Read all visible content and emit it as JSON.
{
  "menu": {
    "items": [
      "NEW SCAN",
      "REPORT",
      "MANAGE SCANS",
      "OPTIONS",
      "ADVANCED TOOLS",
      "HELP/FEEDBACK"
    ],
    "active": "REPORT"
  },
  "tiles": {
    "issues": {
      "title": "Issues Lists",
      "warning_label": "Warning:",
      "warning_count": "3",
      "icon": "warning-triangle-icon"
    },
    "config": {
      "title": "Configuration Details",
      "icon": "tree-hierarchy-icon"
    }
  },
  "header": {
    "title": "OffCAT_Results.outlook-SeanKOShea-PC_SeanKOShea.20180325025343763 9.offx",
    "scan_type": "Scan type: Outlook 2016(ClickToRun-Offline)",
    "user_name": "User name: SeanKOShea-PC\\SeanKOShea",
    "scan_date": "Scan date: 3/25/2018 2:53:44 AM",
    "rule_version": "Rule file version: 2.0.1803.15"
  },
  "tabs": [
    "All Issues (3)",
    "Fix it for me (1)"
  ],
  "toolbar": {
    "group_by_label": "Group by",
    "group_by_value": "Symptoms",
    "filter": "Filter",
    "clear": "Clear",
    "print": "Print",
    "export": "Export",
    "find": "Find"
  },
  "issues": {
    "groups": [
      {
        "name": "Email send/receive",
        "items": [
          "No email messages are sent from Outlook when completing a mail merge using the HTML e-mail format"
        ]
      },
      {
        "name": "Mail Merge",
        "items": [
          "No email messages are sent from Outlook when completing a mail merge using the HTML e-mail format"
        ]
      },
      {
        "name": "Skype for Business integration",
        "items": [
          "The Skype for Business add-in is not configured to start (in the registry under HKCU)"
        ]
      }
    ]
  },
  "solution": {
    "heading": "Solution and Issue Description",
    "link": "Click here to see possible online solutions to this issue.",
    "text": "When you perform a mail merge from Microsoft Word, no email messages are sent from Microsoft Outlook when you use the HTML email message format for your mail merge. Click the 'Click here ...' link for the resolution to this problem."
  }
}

§ **Task instructions**:
Give the number of lines that hold the word "here" in these records, with nothing added.

§ **Written solution**:
2